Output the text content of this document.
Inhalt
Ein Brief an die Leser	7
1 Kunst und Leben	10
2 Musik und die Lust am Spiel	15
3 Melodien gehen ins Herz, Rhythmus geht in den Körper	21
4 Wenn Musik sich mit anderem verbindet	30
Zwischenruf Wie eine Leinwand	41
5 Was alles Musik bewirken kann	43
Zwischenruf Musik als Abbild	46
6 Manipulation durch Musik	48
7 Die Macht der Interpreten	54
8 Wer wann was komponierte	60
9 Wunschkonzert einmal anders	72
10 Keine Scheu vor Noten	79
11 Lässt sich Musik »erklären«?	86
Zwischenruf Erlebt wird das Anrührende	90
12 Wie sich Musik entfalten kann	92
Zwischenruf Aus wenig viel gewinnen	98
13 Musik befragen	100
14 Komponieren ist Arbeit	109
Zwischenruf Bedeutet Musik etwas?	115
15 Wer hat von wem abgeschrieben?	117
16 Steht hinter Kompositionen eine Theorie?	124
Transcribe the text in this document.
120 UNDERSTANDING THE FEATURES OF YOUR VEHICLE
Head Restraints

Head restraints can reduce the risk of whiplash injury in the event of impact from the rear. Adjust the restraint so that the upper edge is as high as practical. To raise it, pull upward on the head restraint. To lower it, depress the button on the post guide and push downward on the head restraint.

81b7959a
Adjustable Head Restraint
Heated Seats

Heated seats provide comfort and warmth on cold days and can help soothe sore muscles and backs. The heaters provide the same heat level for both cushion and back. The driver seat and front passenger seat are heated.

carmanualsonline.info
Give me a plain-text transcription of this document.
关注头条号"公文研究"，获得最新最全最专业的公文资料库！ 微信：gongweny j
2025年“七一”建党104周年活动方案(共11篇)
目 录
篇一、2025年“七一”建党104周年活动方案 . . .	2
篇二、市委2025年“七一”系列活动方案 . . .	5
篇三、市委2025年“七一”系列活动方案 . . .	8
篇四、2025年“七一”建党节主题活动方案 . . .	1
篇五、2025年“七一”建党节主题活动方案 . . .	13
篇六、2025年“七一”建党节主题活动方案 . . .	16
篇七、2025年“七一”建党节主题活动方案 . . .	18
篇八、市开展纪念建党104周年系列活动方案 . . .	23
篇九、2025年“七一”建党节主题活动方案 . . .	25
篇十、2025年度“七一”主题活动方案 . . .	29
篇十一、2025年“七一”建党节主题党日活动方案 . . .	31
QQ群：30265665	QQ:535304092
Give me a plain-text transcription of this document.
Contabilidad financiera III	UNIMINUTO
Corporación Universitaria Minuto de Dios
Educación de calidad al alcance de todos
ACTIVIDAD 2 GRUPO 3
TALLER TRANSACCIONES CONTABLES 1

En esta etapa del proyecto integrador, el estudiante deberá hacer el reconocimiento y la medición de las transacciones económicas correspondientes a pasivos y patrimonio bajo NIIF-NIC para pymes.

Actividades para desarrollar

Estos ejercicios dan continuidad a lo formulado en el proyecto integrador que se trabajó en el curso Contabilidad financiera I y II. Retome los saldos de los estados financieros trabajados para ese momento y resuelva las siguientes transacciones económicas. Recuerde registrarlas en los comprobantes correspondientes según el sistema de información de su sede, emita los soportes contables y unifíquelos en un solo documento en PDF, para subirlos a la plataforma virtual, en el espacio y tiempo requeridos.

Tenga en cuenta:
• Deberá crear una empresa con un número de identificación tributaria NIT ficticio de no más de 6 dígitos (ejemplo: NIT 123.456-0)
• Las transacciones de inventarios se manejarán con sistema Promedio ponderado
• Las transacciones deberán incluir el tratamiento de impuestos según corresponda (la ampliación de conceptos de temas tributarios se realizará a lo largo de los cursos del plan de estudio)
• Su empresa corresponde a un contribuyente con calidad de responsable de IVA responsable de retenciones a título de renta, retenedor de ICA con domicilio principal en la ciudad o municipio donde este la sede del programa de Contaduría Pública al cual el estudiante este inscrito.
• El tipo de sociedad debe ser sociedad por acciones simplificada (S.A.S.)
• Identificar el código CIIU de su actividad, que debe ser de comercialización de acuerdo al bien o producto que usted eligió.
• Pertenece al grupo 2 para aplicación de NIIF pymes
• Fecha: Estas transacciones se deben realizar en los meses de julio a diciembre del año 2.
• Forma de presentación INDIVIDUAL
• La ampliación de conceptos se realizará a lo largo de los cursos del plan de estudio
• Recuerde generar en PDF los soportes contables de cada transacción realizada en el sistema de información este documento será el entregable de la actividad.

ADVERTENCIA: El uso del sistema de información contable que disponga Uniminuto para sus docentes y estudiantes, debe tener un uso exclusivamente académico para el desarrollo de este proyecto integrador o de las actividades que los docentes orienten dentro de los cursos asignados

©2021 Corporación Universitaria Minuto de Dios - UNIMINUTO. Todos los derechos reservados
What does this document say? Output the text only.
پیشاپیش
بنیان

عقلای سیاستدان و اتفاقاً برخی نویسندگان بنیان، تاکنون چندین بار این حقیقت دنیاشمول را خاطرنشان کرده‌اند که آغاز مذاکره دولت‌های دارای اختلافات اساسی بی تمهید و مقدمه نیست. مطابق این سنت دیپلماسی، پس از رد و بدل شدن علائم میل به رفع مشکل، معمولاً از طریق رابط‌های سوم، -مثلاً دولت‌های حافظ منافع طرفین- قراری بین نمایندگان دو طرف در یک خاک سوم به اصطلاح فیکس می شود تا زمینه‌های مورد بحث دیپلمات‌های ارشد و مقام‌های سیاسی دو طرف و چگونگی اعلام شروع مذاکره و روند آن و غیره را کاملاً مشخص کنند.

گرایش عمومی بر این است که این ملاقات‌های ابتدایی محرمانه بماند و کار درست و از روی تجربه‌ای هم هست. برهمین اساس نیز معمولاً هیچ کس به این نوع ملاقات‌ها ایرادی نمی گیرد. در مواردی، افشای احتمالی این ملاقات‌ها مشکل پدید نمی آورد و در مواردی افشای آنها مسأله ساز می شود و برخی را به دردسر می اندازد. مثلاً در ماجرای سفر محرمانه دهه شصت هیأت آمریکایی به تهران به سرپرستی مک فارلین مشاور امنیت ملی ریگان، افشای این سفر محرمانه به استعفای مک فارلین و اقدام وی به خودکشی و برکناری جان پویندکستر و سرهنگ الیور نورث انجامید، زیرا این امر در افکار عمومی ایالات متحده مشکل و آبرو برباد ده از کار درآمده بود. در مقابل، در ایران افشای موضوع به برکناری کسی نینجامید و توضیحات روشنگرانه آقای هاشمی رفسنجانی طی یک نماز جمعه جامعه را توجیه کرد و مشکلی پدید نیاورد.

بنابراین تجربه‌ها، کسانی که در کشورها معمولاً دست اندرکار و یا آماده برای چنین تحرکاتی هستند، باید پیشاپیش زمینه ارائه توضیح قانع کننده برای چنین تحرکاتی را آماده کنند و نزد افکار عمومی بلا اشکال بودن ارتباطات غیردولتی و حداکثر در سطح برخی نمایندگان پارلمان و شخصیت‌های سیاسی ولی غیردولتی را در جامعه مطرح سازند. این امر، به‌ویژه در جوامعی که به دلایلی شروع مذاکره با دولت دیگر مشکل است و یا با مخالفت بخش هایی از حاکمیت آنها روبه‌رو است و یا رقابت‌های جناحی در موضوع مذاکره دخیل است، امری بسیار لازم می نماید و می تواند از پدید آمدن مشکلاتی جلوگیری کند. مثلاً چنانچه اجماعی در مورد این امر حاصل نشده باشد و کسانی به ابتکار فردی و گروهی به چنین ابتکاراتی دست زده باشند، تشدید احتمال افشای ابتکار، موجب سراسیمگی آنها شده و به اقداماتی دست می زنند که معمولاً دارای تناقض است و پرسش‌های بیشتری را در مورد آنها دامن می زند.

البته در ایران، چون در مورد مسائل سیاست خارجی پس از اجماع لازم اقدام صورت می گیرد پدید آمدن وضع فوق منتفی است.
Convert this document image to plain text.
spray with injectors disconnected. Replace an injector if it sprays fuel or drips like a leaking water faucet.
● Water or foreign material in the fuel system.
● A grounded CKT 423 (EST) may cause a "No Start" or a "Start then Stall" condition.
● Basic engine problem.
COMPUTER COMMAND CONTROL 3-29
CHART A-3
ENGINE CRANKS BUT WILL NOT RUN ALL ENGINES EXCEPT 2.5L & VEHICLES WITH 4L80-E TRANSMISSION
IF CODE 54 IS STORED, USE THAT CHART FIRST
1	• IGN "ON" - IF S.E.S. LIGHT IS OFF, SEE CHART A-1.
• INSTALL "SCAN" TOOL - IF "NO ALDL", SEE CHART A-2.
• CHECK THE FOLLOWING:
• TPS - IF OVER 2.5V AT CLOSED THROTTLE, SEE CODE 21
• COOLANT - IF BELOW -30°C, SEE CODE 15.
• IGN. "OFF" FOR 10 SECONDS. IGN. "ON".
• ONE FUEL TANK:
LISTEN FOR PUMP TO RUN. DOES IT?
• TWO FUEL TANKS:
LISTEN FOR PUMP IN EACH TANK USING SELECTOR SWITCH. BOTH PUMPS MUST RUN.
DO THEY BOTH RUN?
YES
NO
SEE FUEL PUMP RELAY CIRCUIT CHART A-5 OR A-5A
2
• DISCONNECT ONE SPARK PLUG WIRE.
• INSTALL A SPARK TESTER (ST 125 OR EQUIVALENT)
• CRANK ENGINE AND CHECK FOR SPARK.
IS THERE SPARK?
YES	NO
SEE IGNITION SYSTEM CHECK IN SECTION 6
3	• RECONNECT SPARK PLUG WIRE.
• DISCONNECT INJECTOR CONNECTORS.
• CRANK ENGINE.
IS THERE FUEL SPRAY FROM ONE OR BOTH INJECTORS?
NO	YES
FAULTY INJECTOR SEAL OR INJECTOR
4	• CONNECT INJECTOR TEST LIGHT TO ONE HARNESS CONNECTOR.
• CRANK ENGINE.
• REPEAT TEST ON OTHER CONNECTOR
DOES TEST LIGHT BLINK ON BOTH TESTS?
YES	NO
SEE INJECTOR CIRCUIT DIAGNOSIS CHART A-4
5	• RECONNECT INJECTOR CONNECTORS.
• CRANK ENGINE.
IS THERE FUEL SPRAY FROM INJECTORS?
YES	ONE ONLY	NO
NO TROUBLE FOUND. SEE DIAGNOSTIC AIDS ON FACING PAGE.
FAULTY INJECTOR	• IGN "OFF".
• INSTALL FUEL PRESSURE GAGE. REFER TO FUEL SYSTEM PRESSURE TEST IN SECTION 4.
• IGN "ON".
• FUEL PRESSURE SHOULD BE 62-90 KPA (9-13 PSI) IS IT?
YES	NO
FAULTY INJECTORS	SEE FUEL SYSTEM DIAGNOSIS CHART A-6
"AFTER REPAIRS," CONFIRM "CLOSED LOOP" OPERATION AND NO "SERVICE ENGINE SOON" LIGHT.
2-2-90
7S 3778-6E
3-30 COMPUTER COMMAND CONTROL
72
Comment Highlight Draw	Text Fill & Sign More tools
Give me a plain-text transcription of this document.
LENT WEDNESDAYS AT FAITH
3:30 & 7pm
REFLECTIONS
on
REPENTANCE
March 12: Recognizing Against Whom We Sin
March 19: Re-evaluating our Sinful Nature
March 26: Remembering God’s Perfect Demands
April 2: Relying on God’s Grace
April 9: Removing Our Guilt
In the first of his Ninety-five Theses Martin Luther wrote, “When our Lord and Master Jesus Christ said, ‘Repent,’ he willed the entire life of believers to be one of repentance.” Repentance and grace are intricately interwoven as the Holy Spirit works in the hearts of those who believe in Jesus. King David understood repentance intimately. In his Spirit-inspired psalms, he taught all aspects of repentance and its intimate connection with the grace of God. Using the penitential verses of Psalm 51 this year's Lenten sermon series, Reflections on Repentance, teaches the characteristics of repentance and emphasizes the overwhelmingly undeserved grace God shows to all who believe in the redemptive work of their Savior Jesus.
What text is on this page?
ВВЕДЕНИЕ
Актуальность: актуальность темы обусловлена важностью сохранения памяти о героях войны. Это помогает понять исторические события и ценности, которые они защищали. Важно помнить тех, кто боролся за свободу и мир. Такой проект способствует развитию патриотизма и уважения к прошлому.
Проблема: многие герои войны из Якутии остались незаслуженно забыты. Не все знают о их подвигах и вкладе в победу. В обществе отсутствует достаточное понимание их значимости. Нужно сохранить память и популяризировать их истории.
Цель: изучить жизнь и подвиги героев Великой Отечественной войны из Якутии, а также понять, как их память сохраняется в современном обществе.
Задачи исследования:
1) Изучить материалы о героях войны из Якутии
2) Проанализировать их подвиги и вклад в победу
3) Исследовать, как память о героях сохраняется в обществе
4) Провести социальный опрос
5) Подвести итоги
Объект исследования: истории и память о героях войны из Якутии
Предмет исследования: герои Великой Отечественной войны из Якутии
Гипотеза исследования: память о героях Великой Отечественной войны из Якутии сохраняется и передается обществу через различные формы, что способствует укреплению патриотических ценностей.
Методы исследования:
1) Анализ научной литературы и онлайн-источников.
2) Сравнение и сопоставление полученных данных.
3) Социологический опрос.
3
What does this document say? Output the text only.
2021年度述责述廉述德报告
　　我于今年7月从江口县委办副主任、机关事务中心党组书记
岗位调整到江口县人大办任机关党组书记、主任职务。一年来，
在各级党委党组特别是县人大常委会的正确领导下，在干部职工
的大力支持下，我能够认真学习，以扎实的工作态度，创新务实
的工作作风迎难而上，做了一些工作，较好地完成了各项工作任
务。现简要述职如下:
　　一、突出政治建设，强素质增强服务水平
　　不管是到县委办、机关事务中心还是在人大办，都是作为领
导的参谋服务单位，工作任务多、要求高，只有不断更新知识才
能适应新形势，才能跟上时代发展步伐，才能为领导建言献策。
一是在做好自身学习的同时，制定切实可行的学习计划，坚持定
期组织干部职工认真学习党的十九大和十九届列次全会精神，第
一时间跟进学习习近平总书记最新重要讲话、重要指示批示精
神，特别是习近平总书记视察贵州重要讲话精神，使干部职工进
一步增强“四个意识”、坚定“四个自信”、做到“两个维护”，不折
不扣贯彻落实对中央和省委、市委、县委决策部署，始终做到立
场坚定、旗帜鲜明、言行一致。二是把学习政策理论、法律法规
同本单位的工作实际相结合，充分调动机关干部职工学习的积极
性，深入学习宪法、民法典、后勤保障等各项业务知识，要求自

+ + + + +

- [INSTRUCTION]: Identify each line holding the string "conceptos", and copy it out.

- [RESULT]:
• Las transacciones deberán incluir el tratamiento de impuestos según corresponda (la ampliación de conceptos de temas tributarios se realizará a lo largo de los cursos del plan de estudio)
• La ampliación de conceptos se realizará a lo largo de los cursos del plan de estudio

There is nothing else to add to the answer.